(What the task requires): The listing below is the input. Say how many of its lines contain "that", giving the number alone.

(Excerpted data):

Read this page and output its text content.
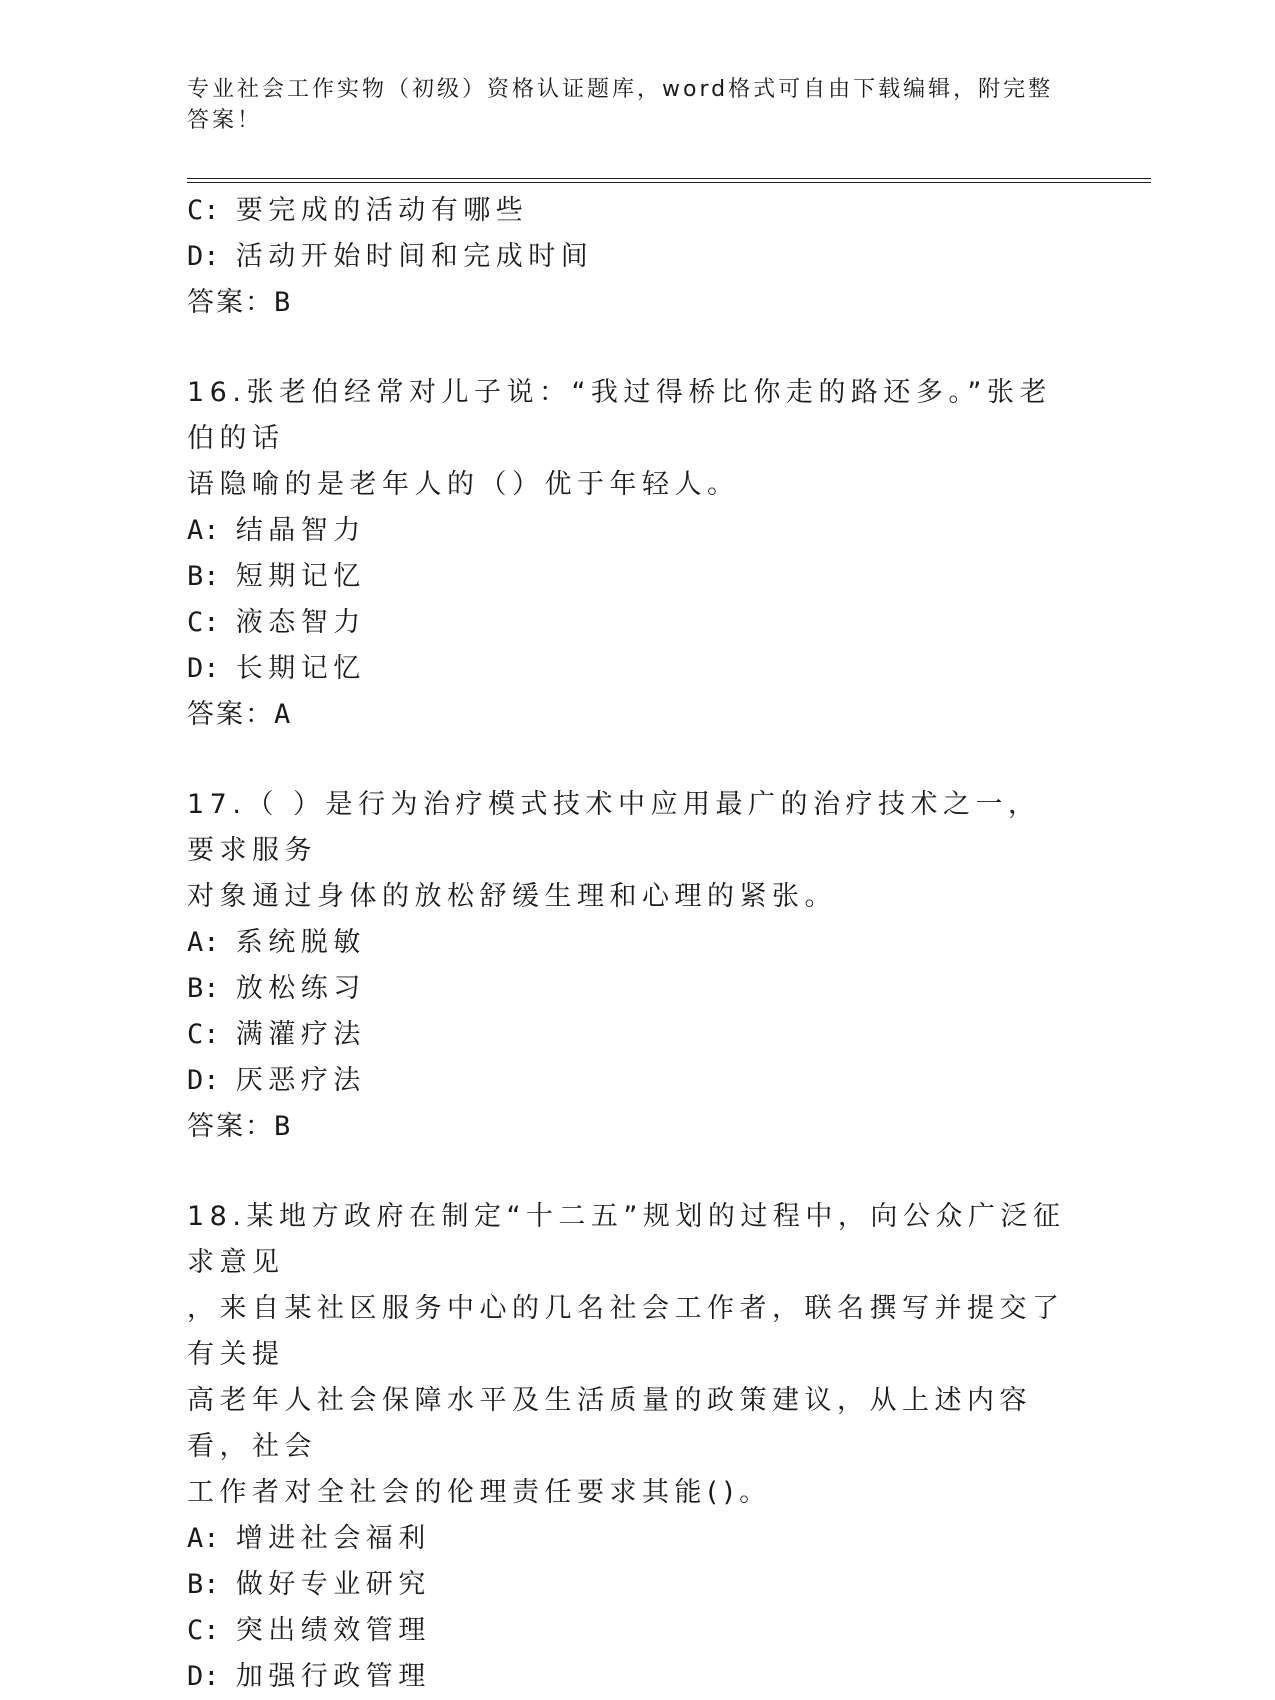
专业社会工作实物（初级）资格认证题库，word格式可自由下载编辑，附完整答案！
C: 要完成的活动有哪些
D: 活动开始时间和完成时间
答案：B
16.张老伯经常对儿子说：“我过得桥比你走的路还多。”张老伯的话
语隐喻的是老年人的（）优于年轻人。
A: 结晶智力
B: 短期记忆
C: 液态智力
D: 长期记忆
答案：A
17.（ ）是行为治疗模式技术中应用最广的治疗技术之一，要求服务
对象通过身体的放松舒缓生理和心理的紧张。
A: 系统脱敏
B: 放松练习
C: 满灌疗法
D: 厌恶疗法
答案：B
18.某地方政府在制定“十二五”规划的过程中，向公众广泛征求意见
，来自某社区服务中心的几名社会工作者，联名撰写并提交了有关提
高老年人社会保障水平及生活质量的政策建议，从上述内容看，社会
工作者对全社会的伦理责任要求其能()。
A: 增进社会福利
B: 做好专业研究
C: 突出绩效管理
D: 加强行政管理
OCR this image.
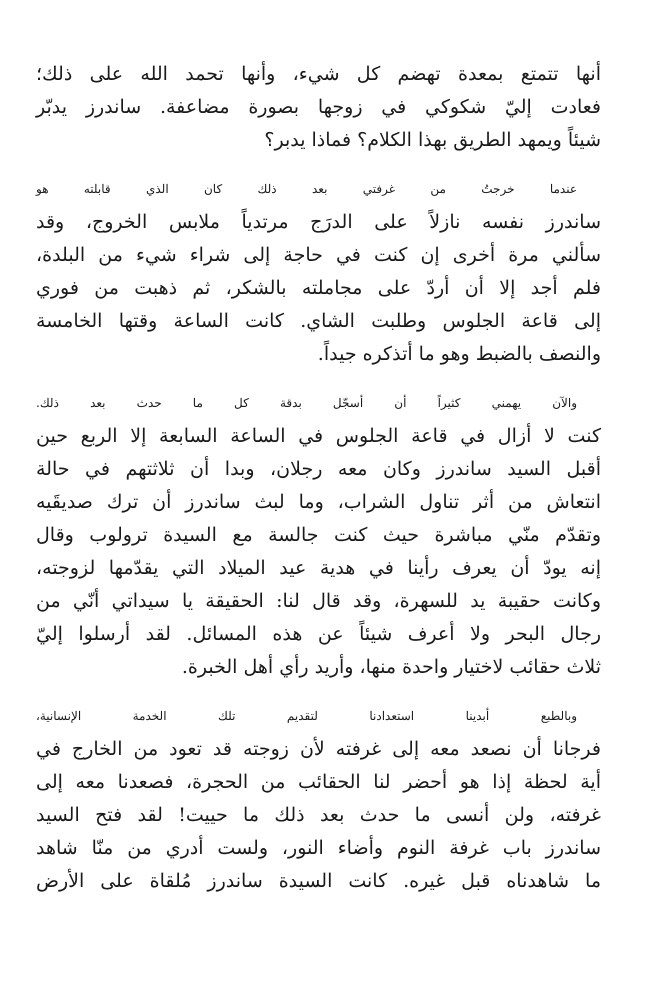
أنها تتمتع بمعدة تهضم كل شيء، وأنها تحمد الله على ذلك؛
فعادت إليّ شكوكي في زوجها بصورة مضاعفة. ساندرز يدبّر
شيئاً ويمهد الطريق بهذا الكلام؟ فماذا يدبر؟

عندما خرجتُ من غرفتي بعد ذلك كان الذي قابلته هو
ساندرز نفسه نازلاً على الدرَج مرتدياً ملابس الخروج، وقد
سألني مرة أخرى إن كنت في حاجة إلى شراء شيء من البلدة،
فلم أجد إلا أن أردّ على مجاملته بالشكر، ثم ذهبت من فوري
إلى قاعة الجلوس وطلبت الشاي. كانت الساعة وقتها الخامسة
والنصف بالضبط وهو ما أتذكره جيداً.

والآن يهمني كثيراً أن أسجّل بدقة كل ما حدث بعد ذلك.
كنت لا أزال في قاعة الجلوس في الساعة السابعة إلا الربع حين
أقبل السيد ساندرز وكان معه رجلان، وبدا أن ثلاثتهم في حالة
انتعاش من أثر تناول الشراب، وما لبث ساندرز أن ترك صديقَيه
وتقدّم منّي مباشرة حيث كنت جالسة مع السيدة ترولوب وقال
إنه يودّ أن يعرف رأينا في هدية عيد الميلاد التي يقدّمها لزوجته،
وكانت حقيبة يد للسهرة، وقد قال لنا: الحقيقة يا سيداتي أنّي من
رجال البحر ولا أعرف شيئاً عن هذه المسائل. لقد أرسلوا إليّ
ثلاث حقائب لاختيار واحدة منها، وأريد رأي أهل الخبرة.

وبالطبع أبدينا استعدادنا لتقديم تلك الخدمة الإنسانية،
فرجانا أن نصعد معه إلى غرفته لأن زوجته قد تعود من الخارج في
أية لحظة إذا هو أحضر لنا الحقائب من الحجرة، فصعدنا معه إلى
غرفته، ولن أنسى ما حدث بعد ذلك ما حييت! لقد فتح السيد
ساندرز باب غرفة النوم وأضاء النور، ولست أدري من منّا شاهد
ما شاهدناه قبل غيره. كانت السيدة ساندرز مُلقاة على الأرض
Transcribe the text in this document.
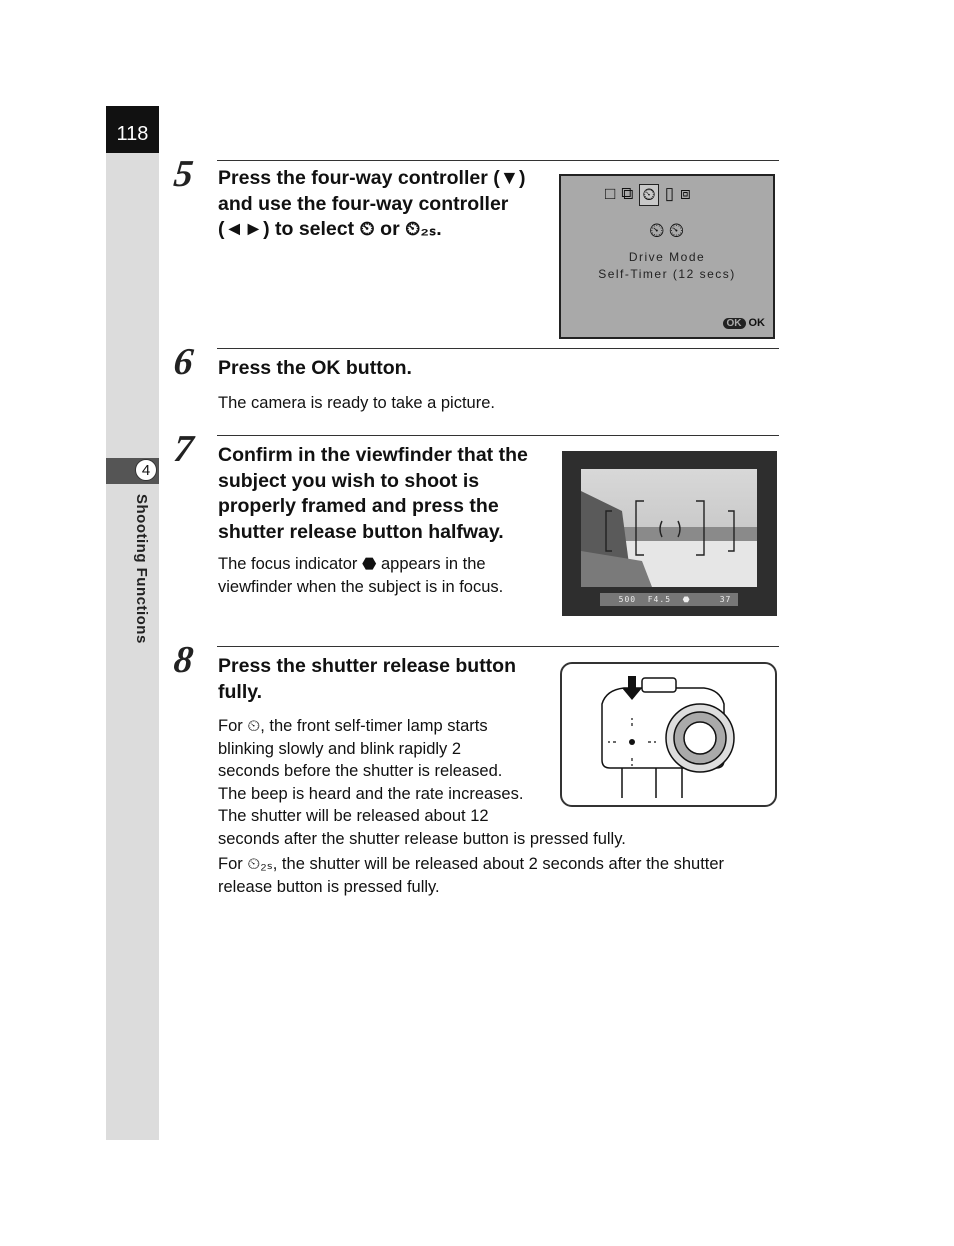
118
4
Shooting Functions
5 Press the four-way controller (▼)
and use the four-way controller
(◄►) to select ⏲ or ⏲₂ₛ.
□ ⧉ ⏲ ▯ ⧈
⏲ ⏲
Drive Mode
Self-Timer (12 secs)
OK OK
6 Press the OK button.
The camera is ready to take a picture.
7 Confirm in the viewfinder that the
subject you wish to shoot is
properly framed and press the
shutter release button halfway.
The focus indicator ⬣ appears in the
viewfinder when the subject is in focus.
500  F4.5  ⬣     37
8 Press the shutter release button
fully.
For ⏲, the front self-timer lamp starts
blinking slowly and blink rapidly 2
seconds before the shutter is released.
The beep is heard and the rate increases.
The shutter will be released about 12
seconds after the shutter release button is pressed fully.
For ⏲₂ₛ, the shutter will be released about 2 seconds after the shutter
release button is pressed fully.
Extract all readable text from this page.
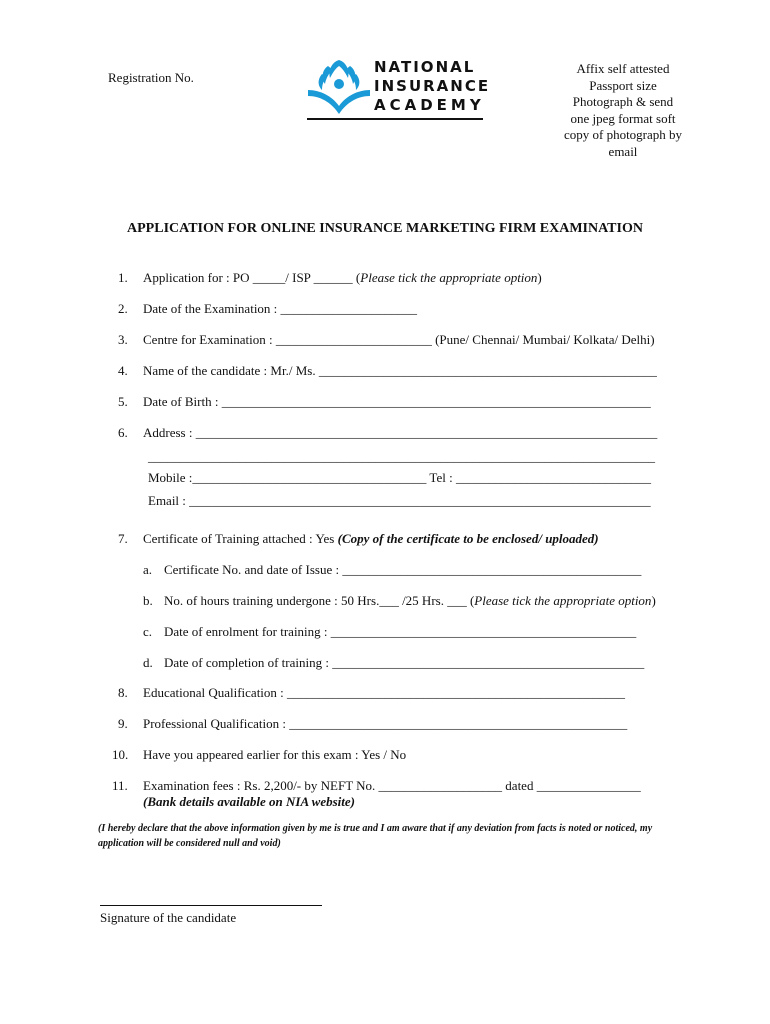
Registration No.
NATIONAL
INSURANCE
ACADEMY
Affix self attested Passport size Photograph & send one jpeg format soft copy of photograph by email
APPLICATION FOR ONLINE INSURANCE MARKETING FIRM EXAMINATION
1. Application for : PO _____/ ISP ______ (Please tick the appropriate option)
2. Date of the Examination : _____________________
3. Centre for Examination : ________________________ (Pune/ Chennai/ Mumbai/ Kolkata/ Delhi)
4. Name of the candidate : Mr./ Ms. ____________________________________________________
5. Date of Birth : __________________________________________________________________
6. Address : _______________________________________________________________________
______________________________________________________________________________
Mobile :____________________________________ Tel : ______________________________
Email : _______________________________________________________________________
7. Certificate of Training attached : Yes (Copy of the certificate to be enclosed/ uploaded)
a. Certificate No. and date of Issue : ______________________________________________
b. No. of hours training undergone : 50 Hrs.___ /25 Hrs. ___ (Please tick the appropriate option)
c. Date of enrolment for training : _______________________________________________
d. Date of completion of training : ________________________________________________
8. Educational Qualification : ____________________________________________________
9. Professional Qualification : ____________________________________________________
10. Have you appeared earlier for this exam : Yes / No
11. Examination fees : Rs. 2,200/- by NEFT No. ___________________ dated ________________
(Bank details available on NIA website)
(I hereby declare that the above information given by me is true and I am aware that if any deviation from facts is noted or noticed, my application will be considered null and void)
Signature of the candidate
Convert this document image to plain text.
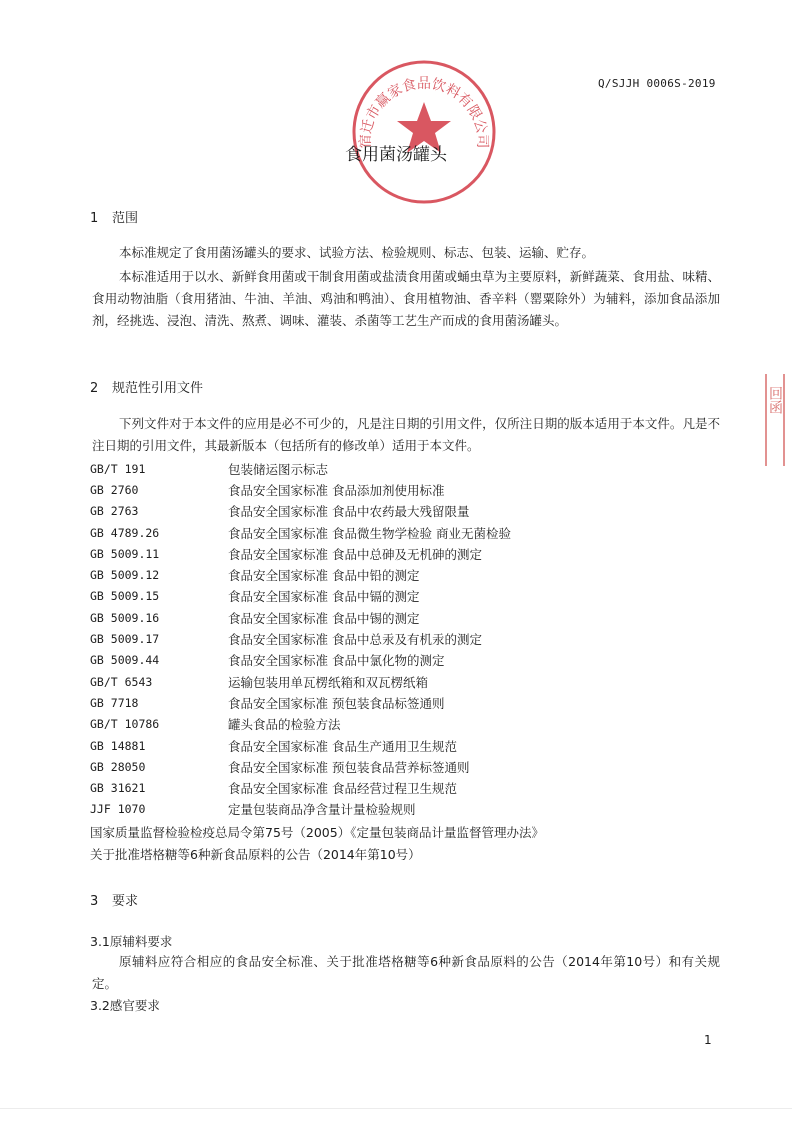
Q/SJJH 0006S-2019
宿迁市赢家食品饮料有限公司
食用菌汤罐头
回函
1 范围

本标准规定了食用菌汤罐头的要求、试验方法、检验规则、标志、包装、运输、贮存。

本标准适用于以水、新鲜食用菌或干制食用菌或盐渍食用菌或蛹虫草为主要原料，新鲜蔬菜、食用盐、味精、食用动物油脂（食用猪油、牛油、羊油、鸡油和鸭油）、食用植物油、香辛料（罂粟除外）为辅料，添加食品添加剂，经挑选、浸泡、清洗、熬煮、调味、灌装、杀菌等工艺生产而成的食用菌汤罐头。

2 规范性引用文件

下列文件对于本文件的应用是必不可少的，凡是注日期的引用文件，仅所注日期的版本适用于本文件。凡是不注日期的引用文件，其最新版本（包括所有的修改单）适用于本文件。

GB/T 191	包装储运图示标志
GB 2760	食品安全国家标准 食品添加剂使用标准
GB 2763	食品安全国家标准 食品中农药最大残留限量
GB 4789.26	食品安全国家标准 食品微生物学检验 商业无菌检验
GB 5009.11	食品安全国家标准 食品中总砷及无机砷的测定
GB 5009.12	食品安全国家标准 食品中铅的测定
GB 5009.15	食品安全国家标准 食品中镉的测定
GB 5009.16	食品安全国家标准 食品中锡的测定
GB 5009.17	食品安全国家标准 食品中总汞及有机汞的测定
GB 5009.44	食品安全国家标准 食品中氯化物的测定
GB/T 6543	运输包装用单瓦楞纸箱和双瓦楞纸箱
GB 7718	食品安全国家标准 预包装食品标签通则
GB/T 10786	罐头食品的检验方法
GB 14881	食品安全国家标准 食品生产通用卫生规范
GB 28050	食品安全国家标准 预包装食品营养标签通则
GB 31621	食品安全国家标准 食品经营过程卫生规范
JJF 1070	定量包装商品净含量计量检验规则

国家质量监督检验检疫总局令第75号（2005）《定量包装商品计量监督管理办法》

关于批准塔格糖等6种新食品原料的公告（2014年第10号）

3 要求
3.1原辅料要求

原辅料应符合相应的食品安全标准、关于批准塔格糖等6种新食品原料的公告（2014年第10号）和有关规定。

3.2感官要求
1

(Task result): 2